What the task asks: Reproduce every line of the source data below with no changes at all.

Source data
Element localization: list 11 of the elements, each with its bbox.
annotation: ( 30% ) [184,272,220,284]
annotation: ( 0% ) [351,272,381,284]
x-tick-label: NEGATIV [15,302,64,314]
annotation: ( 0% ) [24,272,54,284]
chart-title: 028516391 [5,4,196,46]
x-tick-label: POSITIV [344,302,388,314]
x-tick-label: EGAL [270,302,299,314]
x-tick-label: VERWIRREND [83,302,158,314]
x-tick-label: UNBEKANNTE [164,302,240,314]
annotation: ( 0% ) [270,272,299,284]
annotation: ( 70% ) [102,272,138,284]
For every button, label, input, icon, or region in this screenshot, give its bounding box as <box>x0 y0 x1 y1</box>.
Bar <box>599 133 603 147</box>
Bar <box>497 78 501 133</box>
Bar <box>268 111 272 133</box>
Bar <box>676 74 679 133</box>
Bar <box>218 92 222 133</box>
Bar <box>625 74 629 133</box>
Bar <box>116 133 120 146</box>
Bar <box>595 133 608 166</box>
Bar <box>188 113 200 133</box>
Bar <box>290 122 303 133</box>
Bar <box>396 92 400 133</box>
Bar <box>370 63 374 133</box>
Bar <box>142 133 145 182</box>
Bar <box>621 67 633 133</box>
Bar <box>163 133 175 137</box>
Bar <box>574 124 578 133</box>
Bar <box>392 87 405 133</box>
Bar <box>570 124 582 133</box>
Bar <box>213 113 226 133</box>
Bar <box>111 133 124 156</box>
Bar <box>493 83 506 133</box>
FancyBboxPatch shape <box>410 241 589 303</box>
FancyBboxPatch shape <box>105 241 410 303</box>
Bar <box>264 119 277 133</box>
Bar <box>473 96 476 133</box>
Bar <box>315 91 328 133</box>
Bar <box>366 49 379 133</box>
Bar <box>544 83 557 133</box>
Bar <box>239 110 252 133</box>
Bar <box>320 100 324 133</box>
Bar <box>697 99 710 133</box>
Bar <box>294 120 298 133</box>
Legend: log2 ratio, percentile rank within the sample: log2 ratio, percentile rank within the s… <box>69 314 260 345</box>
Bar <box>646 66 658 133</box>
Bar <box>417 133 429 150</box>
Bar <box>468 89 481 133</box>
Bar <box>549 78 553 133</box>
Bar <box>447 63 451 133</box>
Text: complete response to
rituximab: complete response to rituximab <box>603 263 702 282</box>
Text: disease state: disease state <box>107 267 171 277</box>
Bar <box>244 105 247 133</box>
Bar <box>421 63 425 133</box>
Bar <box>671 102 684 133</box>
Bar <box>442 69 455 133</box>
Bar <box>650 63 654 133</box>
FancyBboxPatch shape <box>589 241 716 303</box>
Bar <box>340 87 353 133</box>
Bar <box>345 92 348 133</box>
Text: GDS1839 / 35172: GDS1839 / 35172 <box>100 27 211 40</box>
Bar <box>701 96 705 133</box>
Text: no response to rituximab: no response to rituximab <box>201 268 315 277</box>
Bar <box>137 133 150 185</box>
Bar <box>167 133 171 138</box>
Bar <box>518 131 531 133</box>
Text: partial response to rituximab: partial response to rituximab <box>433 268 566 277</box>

Full output:
Element localization: list 11 of the elements, each with its bbox.
annotation: ( 30% ) [184,272,220,284]
annotation: ( 0% ) [351,272,381,284]
x-tick-label: NEGATIV [15,302,64,314]
annotation: ( 0% ) [24,272,54,284]
chart-title: 028516391 [5,4,196,46]
x-tick-label: POSITIV [344,302,388,314]
x-tick-label: EGAL [270,302,299,314]
x-tick-label: VERWIRREND [83,302,158,314]
x-tick-label: UNBEKANNTE [164,302,240,314]
annotation: ( 0% ) [270,272,299,284]
annotation: ( 70% ) [102,272,138,284]
For every button, label, input, icon, or region in this screenshot, give its bounding box as <box>x0 y0 x1 y1</box>.
Bar <box>599 133 603 147</box>
Bar <box>497 78 501 133</box>
Bar <box>268 111 272 133</box>
Bar <box>676 74 679 133</box>
Bar <box>218 92 222 133</box>
Bar <box>625 74 629 133</box>
Bar <box>116 133 120 146</box>
Bar <box>595 133 608 166</box>
Bar <box>188 113 200 133</box>
Bar <box>290 122 303 133</box>
Bar <box>396 92 400 133</box>
Bar <box>370 63 374 133</box>
Bar <box>142 133 145 182</box>
Bar <box>621 67 633 133</box>
Bar <box>163 133 175 137</box>
Bar <box>574 124 578 133</box>
Bar <box>392 87 405 133</box>
Bar <box>570 124 582 133</box>
Bar <box>213 113 226 133</box>
Bar <box>111 133 124 156</box>
Bar <box>493 83 506 133</box>
FancyBboxPatch shape <box>410 241 589 303</box>
FancyBboxPatch shape <box>105 241 410 303</box>
Bar <box>264 119 277 133</box>
Bar <box>473 96 476 133</box>
Bar <box>315 91 328 133</box>
Bar <box>366 49 379 133</box>
Bar <box>544 83 557 133</box>
Bar <box>239 110 252 133</box>
Bar <box>320 100 324 133</box>
Bar <box>697 99 710 133</box>
Bar <box>294 120 298 133</box>
Legend: log2 ratio, percentile rank within the sample: log2 ratio, percentile rank within the s… <box>69 314 260 345</box>
Bar <box>646 66 658 133</box>
Bar <box>417 133 429 150</box>
Bar <box>468 89 481 133</box>
Bar <box>549 78 553 133</box>
Bar <box>447 63 451 133</box>
Text: complete response to
rituximab: complete response to rituximab <box>603 263 702 282</box>
Text: disease state: disease state <box>107 267 171 277</box>
Bar <box>244 105 247 133</box>
Bar <box>421 63 425 133</box>
Bar <box>671 102 684 133</box>
Bar <box>442 69 455 133</box>
Bar <box>650 63 654 133</box>
FancyBboxPatch shape <box>589 241 716 303</box>
Bar <box>340 87 353 133</box>
Bar <box>345 92 348 133</box>
Text: GDS1839 / 35172: GDS1839 / 35172 <box>100 27 211 40</box>
Bar <box>701 96 705 133</box>
Text: no response to rituximab: no response to rituximab <box>201 268 315 277</box>
Bar <box>137 133 150 185</box>
Bar <box>167 133 171 138</box>
Bar <box>518 131 531 133</box>
Text: partial response to rituximab: partial response to rituximab <box>433 268 566 277</box>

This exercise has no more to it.